** START OF Data supplied **

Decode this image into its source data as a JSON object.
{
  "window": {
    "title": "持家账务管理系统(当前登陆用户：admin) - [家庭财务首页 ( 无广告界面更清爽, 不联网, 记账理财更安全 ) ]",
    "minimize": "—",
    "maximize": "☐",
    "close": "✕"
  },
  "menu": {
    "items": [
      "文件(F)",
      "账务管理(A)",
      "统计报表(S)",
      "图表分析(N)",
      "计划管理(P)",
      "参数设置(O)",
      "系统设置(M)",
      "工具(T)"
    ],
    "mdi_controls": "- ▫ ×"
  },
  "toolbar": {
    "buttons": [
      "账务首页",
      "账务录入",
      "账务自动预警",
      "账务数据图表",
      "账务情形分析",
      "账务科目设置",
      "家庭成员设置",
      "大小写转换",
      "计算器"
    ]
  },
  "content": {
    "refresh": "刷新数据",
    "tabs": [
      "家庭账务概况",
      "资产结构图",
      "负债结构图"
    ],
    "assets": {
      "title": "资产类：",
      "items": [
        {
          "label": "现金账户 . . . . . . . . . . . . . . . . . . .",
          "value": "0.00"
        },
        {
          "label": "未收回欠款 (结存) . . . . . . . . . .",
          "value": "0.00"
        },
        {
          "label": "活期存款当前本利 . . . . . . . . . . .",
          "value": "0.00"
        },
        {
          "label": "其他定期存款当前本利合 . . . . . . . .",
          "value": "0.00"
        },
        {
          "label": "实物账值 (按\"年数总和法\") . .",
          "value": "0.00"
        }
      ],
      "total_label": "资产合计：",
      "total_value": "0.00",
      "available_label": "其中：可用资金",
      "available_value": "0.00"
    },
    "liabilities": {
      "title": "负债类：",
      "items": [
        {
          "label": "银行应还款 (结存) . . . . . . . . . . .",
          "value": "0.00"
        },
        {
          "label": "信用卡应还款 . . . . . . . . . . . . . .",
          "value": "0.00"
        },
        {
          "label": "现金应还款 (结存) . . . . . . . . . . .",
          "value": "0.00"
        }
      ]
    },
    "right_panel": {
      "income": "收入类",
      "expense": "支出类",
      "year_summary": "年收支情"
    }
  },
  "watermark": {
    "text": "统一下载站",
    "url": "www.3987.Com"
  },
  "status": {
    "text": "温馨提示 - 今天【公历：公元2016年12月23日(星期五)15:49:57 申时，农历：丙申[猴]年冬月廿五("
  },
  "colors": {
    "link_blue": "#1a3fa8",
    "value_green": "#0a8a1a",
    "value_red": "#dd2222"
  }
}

** END OF Data supplied **

Problem requirements.
Write out the material from the first line to the last, exactly.

Solution to the exercise.
Decode this image into its source data as a JSON object.
{
  "window": {
    "title": "持家账务管理系统(当前登陆用户：admin) - [家庭财务首页 ( 无广告界面更清爽, 不联网, 记账理财更安全 ) ]",
    "minimize": "—",
    "maximize": "☐",
    "close": "✕"
  },
  "menu": {
    "items": [
      "文件(F)",
      "账务管理(A)",
      "统计报表(S)",
      "图表分析(N)",
      "计划管理(P)",
      "参数设置(O)",
      "系统设置(M)",
      "工具(T)"
    ],
    "mdi_controls": "- ▫ ×"
  },
  "toolbar": {
    "buttons": [
      "账务首页",
      "账务录入",
      "账务自动预警",
      "账务数据图表",
      "账务情形分析",
      "账务科目设置",
      "家庭成员设置",
      "大小写转换",
      "计算器"
    ]
  },
  "content": {
    "refresh": "刷新数据",
    "tabs": [
      "家庭账务概况",
      "资产结构图",
      "负债结构图"
    ],
    "assets": {
      "title": "资产类：",
      "items": [
        {
          "label": "现金账户 . . . . . . . . . . . . . . . . . . .",
          "value": "0.00"
        },
        {
          "label": "未收回欠款 (结存) . . . . . . . . . .",
          "value": "0.00"
        },
        {
          "label": "活期存款当前本利 . . . . . . . . . . .",
          "value": "0.00"
        },
        {
          "label": "其他定期存款当前本利合 . . . . . . . .",
          "value": "0.00"
        },
        {
          "label": "实物账值 (按\"年数总和法\") . .",
          "value": "0.00"
        }
      ],
      "total_label": "资产合计：",
      "total_value": "0.00",
      "available_label": "其中：可用资金",
      "available_value": "0.00"
    },
    "liabilities": {
      "title": "负债类：",
      "items": [
        {
          "label": "银行应还款 (结存) . . . . . . . . . . .",
          "value": "0.00"
        },
        {
          "label": "信用卡应还款 . . . . . . . . . . . . . .",
          "value": "0.00"
        },
        {
          "label": "现金应还款 (结存) . . . . . . . . . . .",
          "value": "0.00"
        }
      ]
    },
    "right_panel": {
      "income": "收入类",
      "expense": "支出类",
      "year_summary": "年收支情"
    }
  },
  "watermark": {
    "text": "统一下载站",
    "url": "www.3987.Com"
  },
  "status": {
    "text": "温馨提示 - 今天【公历：公元2016年12月23日(星期五)15:49:57 申时，农历：丙申[猴]年冬月廿五("
  },
  "colors": {
    "link_blue": "#1a3fa8",
    "value_green": "#0a8a1a",
    "value_red": "#dd2222"
  }
}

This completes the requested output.